Search the records for "check". Copy every line where it appears.

★ ★ ★ ★ ★

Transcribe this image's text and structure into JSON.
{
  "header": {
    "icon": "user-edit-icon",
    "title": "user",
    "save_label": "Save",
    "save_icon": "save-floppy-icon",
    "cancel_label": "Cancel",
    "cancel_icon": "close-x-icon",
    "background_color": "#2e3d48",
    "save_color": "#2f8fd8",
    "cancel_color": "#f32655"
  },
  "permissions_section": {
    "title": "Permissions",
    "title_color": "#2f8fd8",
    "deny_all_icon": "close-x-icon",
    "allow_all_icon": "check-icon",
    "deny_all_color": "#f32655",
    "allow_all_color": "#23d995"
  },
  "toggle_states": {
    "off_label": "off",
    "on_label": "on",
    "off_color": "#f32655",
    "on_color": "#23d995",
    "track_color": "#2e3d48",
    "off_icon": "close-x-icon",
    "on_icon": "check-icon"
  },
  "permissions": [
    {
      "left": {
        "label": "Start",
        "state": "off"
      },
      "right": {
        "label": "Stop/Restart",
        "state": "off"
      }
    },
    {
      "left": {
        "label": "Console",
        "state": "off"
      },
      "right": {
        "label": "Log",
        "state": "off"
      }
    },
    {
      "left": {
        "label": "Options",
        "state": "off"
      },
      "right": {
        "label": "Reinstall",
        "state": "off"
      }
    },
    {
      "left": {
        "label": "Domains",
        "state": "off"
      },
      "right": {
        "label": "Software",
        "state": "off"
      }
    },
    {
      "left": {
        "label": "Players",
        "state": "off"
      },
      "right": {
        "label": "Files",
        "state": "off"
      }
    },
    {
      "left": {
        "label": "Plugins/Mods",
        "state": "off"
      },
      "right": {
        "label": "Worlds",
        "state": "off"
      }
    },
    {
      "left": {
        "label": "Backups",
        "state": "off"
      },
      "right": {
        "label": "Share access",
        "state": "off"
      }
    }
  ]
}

★ ★ ★ ★ ★

• **SOLUTION BELOW**:
    "allow_all_icon": "check-icon",
    "on_icon": "check-icon"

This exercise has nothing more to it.